Work to be completed: Quote the whole listing word for word, please.

Records excerpted from a collection:
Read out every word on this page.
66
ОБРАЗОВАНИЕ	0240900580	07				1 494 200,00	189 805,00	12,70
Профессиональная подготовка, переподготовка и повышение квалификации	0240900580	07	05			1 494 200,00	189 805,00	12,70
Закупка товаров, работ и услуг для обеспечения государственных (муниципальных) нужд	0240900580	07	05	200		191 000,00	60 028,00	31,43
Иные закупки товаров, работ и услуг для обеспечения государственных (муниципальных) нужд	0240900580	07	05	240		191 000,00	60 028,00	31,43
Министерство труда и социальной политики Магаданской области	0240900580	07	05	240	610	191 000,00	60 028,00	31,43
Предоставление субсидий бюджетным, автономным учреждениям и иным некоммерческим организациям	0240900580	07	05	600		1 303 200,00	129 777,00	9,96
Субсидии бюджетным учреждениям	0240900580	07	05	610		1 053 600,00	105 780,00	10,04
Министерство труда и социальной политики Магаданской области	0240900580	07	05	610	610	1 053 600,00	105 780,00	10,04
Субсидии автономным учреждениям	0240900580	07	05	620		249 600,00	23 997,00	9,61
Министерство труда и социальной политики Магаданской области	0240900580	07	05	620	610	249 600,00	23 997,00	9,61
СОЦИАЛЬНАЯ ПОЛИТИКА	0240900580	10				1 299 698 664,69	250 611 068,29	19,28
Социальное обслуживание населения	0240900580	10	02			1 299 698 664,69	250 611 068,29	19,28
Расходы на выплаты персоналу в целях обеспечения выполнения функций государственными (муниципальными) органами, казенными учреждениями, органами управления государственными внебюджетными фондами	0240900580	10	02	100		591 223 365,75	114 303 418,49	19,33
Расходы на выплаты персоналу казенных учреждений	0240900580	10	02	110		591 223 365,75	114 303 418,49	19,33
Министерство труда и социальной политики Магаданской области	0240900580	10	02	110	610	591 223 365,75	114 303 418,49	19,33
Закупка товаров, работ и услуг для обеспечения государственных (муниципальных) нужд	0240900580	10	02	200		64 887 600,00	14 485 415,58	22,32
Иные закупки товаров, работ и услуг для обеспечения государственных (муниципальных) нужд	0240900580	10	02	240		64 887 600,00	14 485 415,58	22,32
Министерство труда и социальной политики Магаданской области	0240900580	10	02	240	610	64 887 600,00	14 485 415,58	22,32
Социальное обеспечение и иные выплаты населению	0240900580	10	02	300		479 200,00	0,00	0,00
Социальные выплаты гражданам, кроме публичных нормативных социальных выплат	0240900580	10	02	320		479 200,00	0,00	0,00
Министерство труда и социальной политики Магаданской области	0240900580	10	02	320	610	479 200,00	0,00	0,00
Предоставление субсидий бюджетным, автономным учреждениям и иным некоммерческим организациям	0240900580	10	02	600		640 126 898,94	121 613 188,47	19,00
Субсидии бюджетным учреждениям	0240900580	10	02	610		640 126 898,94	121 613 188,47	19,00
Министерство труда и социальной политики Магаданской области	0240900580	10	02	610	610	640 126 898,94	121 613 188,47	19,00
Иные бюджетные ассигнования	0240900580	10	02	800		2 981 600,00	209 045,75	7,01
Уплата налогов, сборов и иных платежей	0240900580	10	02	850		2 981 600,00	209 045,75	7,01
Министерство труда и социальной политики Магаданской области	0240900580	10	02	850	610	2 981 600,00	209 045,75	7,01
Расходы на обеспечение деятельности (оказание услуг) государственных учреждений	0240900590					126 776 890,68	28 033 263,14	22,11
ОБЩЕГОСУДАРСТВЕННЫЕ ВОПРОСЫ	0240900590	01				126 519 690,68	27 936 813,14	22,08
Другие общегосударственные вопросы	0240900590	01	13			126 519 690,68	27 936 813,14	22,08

Solution to this problem:
Read out every word on this page.
66
ОБРАЗОВАНИЕ	0240900580	07				1 494 200,00	189 805,00	12,70
Профессиональная подготовка, переподготовка и повышение квалификации	0240900580	07	05			1 494 200,00	189 805,00	12,70
Закупка товаров, работ и услуг для обеспечения государственных (муниципальных) нужд	0240900580	07	05	200		191 000,00	60 028,00	31,43
Иные закупки товаров, работ и услуг для обеспечения государственных (муниципальных) нужд	0240900580	07	05	240		191 000,00	60 028,00	31,43
Министерство труда и социальной политики Магаданской области	0240900580	07	05	240	610	191 000,00	60 028,00	31,43
Предоставление субсидий бюджетным, автономным учреждениям и иным некоммерческим организациям	0240900580	07	05	600		1 303 200,00	129 777,00	9,96
Субсидии бюджетным учреждениям	0240900580	07	05	610		1 053 600,00	105 780,00	10,04
Министерство труда и социальной политики Магаданской области	0240900580	07	05	610	610	1 053 600,00	105 780,00	10,04
Субсидии автономным учреждениям	0240900580	07	05	620		249 600,00	23 997,00	9,61
Министерство труда и социальной политики Магаданской области	0240900580	07	05	620	610	249 600,00	23 997,00	9,61
СОЦИАЛЬНАЯ ПОЛИТИКА	0240900580	10				1 299 698 664,69	250 611 068,29	19,28
Социальное обслуживание населения	0240900580	10	02			1 299 698 664,69	250 611 068,29	19,28
Расходы на выплаты персоналу в целях обеспечения выполнения функций государственными (муниципальными) органами, казенными учреждениями, органами управления государственными внебюджетными фондами	0240900580	10	02	100		591 223 365,75	114 303 418,49	19,33
Расходы на выплаты персоналу казенных учреждений	0240900580	10	02	110		591 223 365,75	114 303 418,49	19,33
Министерство труда и социальной политики Магаданской области	0240900580	10	02	110	610	591 223 365,75	114 303 418,49	19,33
Закупка товаров, работ и услуг для обеспечения государственных (муниципальных) нужд	0240900580	10	02	200		64 887 600,00	14 485 415,58	22,32
Иные закупки товаров, работ и услуг для обеспечения государственных (муниципальных) нужд	0240900580	10	02	240		64 887 600,00	14 485 415,58	22,32
Министерство труда и социальной политики Магаданской области	0240900580	10	02	240	610	64 887 600,00	14 485 415,58	22,32
Социальное обеспечение и иные выплаты населению	0240900580	10	02	300		479 200,00	0,00	0,00
Социальные выплаты гражданам, кроме публичных нормативных социальных выплат	0240900580	10	02	320		479 200,00	0,00	0,00
Министерство труда и социальной политики Магаданской области	0240900580	10	02	320	610	479 200,00	0,00	0,00
Предоставление субсидий бюджетным, автономным учреждениям и иным некоммерческим организациям	0240900580	10	02	600		640 126 898,94	121 613 188,47	19,00
Субсидии бюджетным учреждениям	0240900580	10	02	610		640 126 898,94	121 613 188,47	19,00
Министерство труда и социальной политики Магаданской области	0240900580	10	02	610	610	640 126 898,94	121 613 188,47	19,00
Иные бюджетные ассигнования	0240900580	10	02	800		2 981 600,00	209 045,75	7,01
Уплата налогов, сборов и иных платежей	0240900580	10	02	850		2 981 600,00	209 045,75	7,01
Министерство труда и социальной политики Магаданской области	0240900580	10	02	850	610	2 981 600,00	209 045,75	7,01
Расходы на обеспечение деятельности (оказание услуг) государственных учреждений	0240900590					126 776 890,68	28 033 263,14	22,11
ОБЩЕГОСУДАРСТВЕННЫЕ ВОПРОСЫ	0240900590	01				126 519 690,68	27 936 813,14	22,08
Другие общегосударственные вопросы	0240900590	01	13			126 519 690,68	27 936 813,14	22,08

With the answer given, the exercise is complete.